▸ Text block
--- START ---

Towards the simplification of the system, ReporTree can provide a short nomenclature code for each sample representing a combination of its clustering at different hierarchical levels, following the rationale behind “SNP address” and INNUENDO nomenclature systems [9, 14]. For example, if “150,30,7” thresholds are indicated, a combining code of cluster names at these levels will be generated by the same order: C3-C2-C1. In ReporTree, these levels are not predefined by default but instead must be indicated by the user, making it suitable for application to multiple pathogens and easily adaptable to the dataset diversity. ReporTree also opens the possibility to add an extra layer of information to this code with the inclusion of information of a given metadata variable (e.g., C3-C2-C1-CountryA, if country is added to the code).
The final step of ReporTree is the generation of summary reports with the metadata_report.py script (also available in standalone mode). Following the user’s specifications, this script can perform cluster characterization according to any relevant epidemiological indicator present in the metadata (e.g., source, vaccination status, antibiotic resistance phenotype). Similar summary reports can be generated to assess the distribution of any (and as many) user-specified variables of interest (e.g., ST distribution by year). When the time variable “date” is provided in the metadata, ReporTree automatically infers other time units (ISO week and ISO year) and metrics (e.g., cluster timespan) relevant for surveillance purposes. Moreover, ReporTree can provide count/relative frequency reports for any grouping variable, such as the relative frequency of the different (sub-)lineages/clusters circulating in the country over time. Noteworthy, ReporTree allows requesting specific reports for sample(s) of interest, as well as the application of filters in the metadata table to select subsets of samples that will be included in the analysis/report (without the need of generating a new subset metadata table). Moreover, when the “nomenclature code” was requested, summary reports of this variable are automatically provided, facilitating cluster tracking and characterization.
Besides these main reports (Fig. 1), ReporTree generates multiple parallel outputs that enable a fine exploration of intermediate data (e.g., pairwise distance matrices, filtered alignments, trees/dendrograms), while rendering standardized formats that can be easily explored through multiple compatible visualization tools. For instance, users can interactively visualize and explore the ReporTree derived clusters by uploading an updated metadata table (with cluster information) together with the original/derived Newick MST/dendrogram to interactive tools, such as auspice.us , Microreact , or GrapeTree . In particular, ReporTree outputs can also be uploaded to GrapeTree-GIS  to get an interactive visualization of a MST together with temporal and geographical data.

--- END ---

▸ Activity list
a. Do these statements agree with the ReporTree text? Answer yes or no for each, and quote the deciding words. (i) The hierarchical levels used for the nomenclature code are predefined by default. (ii) The metadata_report.py script can also be run in standalone mode. (iii) When the time variable "date" is provided, ReporTree infers the ISO week and ISO year.
b. Rewrite the ReporTree text between "Towards the simplification" and "to the code).", inclusive, renaming "thresholds" as "cutoffs".
c. According to the ReporTree text, which tool can give an interactive view of an MST together with temporal and geographical data?

▸ Data records
--- START ---

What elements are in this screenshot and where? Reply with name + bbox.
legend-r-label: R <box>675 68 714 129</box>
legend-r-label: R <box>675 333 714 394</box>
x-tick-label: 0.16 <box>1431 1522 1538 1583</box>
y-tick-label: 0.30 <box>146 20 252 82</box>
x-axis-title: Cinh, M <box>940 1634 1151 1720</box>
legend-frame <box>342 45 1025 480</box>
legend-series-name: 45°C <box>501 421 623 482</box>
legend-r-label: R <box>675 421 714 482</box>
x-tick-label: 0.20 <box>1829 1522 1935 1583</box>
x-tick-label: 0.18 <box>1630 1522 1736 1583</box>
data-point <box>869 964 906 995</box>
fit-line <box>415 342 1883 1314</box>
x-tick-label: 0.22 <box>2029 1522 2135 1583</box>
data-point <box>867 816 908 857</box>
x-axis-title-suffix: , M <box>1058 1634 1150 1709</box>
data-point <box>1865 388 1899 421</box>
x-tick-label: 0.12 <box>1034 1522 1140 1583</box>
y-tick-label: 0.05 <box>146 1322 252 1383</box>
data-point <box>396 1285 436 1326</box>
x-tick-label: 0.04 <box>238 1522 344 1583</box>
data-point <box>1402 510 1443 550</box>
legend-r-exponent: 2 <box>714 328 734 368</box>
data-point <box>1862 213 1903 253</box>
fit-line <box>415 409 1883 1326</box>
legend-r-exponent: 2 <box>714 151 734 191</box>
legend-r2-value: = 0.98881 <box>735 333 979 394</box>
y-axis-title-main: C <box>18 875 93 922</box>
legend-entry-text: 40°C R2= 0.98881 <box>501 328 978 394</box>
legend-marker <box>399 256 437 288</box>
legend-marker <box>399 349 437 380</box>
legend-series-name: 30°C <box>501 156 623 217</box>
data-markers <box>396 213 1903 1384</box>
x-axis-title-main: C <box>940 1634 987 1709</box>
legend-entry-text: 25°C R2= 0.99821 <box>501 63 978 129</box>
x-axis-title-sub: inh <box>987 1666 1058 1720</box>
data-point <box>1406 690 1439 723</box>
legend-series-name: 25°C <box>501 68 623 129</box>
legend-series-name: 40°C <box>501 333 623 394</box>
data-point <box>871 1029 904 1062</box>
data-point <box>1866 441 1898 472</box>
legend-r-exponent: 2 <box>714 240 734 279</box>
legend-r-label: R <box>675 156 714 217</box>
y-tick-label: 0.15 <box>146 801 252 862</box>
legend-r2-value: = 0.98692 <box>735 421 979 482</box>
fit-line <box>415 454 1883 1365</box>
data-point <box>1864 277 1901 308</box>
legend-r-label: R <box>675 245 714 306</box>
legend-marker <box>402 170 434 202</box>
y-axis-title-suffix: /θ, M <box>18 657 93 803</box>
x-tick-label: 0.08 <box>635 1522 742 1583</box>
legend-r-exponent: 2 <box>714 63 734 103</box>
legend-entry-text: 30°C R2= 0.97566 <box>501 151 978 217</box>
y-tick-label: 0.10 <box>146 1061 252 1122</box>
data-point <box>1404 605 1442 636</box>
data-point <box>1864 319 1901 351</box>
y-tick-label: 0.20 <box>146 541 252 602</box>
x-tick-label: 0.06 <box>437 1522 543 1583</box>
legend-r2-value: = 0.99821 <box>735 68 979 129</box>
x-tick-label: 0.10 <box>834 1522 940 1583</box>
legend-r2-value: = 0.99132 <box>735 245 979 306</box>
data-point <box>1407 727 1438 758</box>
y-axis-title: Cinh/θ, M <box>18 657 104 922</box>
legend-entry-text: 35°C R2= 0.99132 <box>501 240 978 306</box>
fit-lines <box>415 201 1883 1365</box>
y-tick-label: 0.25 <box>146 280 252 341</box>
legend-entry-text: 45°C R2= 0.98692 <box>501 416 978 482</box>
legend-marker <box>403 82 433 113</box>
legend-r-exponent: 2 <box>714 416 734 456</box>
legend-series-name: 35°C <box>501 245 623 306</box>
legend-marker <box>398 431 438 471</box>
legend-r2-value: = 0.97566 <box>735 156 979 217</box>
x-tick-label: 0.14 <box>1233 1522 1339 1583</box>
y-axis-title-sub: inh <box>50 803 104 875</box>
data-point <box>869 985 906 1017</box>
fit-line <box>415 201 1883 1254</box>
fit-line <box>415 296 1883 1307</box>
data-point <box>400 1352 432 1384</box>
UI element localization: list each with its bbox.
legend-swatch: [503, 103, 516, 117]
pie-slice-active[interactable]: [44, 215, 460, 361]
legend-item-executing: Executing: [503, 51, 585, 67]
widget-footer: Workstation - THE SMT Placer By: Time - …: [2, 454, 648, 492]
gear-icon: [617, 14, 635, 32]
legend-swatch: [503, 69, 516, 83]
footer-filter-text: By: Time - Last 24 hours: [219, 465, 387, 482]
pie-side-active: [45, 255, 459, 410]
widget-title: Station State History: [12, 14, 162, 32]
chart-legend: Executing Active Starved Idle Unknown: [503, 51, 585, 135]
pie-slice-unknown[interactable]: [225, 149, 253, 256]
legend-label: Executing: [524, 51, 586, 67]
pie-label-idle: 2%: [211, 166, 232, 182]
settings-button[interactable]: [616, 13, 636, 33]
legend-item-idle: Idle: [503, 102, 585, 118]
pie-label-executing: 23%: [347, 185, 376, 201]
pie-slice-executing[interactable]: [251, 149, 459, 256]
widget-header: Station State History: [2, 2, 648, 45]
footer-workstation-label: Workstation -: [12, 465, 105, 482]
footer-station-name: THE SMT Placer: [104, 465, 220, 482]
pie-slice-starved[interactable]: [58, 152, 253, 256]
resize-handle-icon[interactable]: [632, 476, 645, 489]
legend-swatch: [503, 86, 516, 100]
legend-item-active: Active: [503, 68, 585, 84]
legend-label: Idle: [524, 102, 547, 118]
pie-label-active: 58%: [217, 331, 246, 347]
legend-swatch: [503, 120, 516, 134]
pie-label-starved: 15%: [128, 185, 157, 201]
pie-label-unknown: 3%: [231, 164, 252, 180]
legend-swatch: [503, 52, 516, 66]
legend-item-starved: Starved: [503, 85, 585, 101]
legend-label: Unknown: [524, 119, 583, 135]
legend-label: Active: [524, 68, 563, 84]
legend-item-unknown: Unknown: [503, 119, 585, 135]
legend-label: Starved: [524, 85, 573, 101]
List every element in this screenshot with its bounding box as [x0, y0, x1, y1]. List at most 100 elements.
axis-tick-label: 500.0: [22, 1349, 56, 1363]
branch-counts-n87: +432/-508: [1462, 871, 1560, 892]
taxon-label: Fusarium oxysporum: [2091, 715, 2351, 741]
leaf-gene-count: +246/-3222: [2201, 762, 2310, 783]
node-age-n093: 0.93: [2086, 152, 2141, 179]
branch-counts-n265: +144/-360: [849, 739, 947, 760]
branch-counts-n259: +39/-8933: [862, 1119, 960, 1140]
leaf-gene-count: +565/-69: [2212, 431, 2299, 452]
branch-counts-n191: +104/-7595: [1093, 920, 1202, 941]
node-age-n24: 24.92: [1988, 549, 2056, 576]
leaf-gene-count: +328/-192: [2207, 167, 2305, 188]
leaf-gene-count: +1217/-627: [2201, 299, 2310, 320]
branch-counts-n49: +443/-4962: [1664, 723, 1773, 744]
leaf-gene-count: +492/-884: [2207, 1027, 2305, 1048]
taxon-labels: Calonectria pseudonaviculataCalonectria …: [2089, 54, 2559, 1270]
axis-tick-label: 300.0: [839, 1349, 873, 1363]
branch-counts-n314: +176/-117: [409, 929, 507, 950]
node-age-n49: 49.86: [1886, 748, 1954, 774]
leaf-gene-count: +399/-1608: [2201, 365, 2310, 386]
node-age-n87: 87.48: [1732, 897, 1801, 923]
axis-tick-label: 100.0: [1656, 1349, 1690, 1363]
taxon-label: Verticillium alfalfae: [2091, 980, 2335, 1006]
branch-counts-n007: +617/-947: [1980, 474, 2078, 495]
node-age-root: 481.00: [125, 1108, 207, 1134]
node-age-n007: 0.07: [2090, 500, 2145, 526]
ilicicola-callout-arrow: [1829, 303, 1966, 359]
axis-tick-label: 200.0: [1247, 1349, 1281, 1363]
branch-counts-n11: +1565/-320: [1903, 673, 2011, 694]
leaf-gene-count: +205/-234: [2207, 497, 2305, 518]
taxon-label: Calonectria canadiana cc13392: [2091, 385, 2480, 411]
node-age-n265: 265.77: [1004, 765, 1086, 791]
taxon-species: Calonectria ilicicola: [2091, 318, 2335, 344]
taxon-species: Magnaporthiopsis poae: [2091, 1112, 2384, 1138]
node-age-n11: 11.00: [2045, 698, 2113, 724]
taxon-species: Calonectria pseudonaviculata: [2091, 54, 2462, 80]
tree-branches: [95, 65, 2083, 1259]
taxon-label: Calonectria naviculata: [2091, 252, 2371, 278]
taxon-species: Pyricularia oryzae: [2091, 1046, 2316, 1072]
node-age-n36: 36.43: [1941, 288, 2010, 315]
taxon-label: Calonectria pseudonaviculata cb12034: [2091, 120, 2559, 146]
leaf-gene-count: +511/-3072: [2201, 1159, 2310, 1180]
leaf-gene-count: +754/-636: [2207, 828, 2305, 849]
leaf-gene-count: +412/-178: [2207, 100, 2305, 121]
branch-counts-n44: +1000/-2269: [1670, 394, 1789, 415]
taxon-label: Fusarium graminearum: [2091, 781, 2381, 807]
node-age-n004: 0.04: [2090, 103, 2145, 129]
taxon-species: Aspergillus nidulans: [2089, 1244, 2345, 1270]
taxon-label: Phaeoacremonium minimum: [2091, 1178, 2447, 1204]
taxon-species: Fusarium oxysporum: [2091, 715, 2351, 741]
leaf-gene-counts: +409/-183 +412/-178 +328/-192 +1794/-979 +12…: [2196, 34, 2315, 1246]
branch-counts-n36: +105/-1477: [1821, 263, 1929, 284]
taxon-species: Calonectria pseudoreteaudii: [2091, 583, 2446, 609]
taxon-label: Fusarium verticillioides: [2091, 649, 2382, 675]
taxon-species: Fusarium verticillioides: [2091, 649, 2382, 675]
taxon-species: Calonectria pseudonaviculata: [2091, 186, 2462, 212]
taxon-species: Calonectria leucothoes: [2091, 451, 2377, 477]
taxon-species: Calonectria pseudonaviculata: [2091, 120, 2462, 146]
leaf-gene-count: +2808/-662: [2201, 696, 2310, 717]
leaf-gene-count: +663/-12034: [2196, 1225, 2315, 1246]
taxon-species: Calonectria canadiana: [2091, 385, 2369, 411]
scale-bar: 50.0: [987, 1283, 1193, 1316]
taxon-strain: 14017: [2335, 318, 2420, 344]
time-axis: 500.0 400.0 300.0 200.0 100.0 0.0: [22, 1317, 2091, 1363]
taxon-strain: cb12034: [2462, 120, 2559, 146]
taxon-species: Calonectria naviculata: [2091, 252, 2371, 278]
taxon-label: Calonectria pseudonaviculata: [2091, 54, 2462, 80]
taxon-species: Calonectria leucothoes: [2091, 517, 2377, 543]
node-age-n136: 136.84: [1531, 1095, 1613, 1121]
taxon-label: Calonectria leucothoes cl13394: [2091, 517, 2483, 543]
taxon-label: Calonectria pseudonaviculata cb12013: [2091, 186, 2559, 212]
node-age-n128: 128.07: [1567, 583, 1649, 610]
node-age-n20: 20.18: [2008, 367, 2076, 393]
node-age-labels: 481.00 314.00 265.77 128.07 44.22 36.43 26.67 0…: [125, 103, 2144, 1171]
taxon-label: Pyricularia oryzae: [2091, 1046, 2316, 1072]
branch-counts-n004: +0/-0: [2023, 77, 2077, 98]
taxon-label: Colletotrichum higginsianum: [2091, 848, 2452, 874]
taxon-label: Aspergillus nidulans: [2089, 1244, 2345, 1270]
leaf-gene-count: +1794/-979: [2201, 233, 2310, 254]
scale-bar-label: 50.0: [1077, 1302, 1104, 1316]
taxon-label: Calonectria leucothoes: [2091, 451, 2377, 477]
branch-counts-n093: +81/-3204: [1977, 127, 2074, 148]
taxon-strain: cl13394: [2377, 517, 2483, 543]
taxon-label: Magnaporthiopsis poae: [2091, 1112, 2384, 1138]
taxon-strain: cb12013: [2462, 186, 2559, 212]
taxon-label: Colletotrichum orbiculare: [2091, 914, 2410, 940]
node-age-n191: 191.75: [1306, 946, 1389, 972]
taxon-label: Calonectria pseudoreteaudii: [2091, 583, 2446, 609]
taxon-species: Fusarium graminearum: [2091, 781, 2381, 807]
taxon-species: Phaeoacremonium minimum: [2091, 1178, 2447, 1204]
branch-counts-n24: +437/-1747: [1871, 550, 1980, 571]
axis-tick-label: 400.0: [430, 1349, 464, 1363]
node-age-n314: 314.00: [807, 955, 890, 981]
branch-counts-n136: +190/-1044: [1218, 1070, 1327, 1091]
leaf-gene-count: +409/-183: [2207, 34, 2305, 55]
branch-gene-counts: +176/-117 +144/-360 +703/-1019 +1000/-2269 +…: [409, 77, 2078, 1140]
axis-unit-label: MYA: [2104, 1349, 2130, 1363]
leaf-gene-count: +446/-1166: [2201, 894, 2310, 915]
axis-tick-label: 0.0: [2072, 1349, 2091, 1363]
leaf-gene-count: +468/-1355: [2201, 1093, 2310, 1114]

--- END ---

▸ Your written answers
a.
(i) No: "these levels are not predefined by default but instead must be indicated by the user"
(ii) Yes: "(also available in standalone mode)"
(iii) Yes: "ReporTree automatically infers other time units (ISO week and ISO year)"

b.
Towards the simplification of the system, ReporTree can provide a short nomenclature code for each sample representing a combination of its clustering at different hierarchical levels, following the rationale behind “SNP address” and INNUENDO nomenclature systems [9, 14]. For example, if “150,30,7” cutoffs are indicated, a combining code of cluster names at these levels will be generated by the same order: C3-C2-C1. In ReporTree, these levels are not predefined by default but instead must be indicated by the user, making it suitable for application to multiple pathogens and easily adaptable to the dataset diversity. ReporTree also opens the possibility to add an extra layer of information to this code with the inclusion of information of a given metadata variable (e.g., C3-C2-C1-CountryA, if country is added to the code).

c. GrapeTree-GIS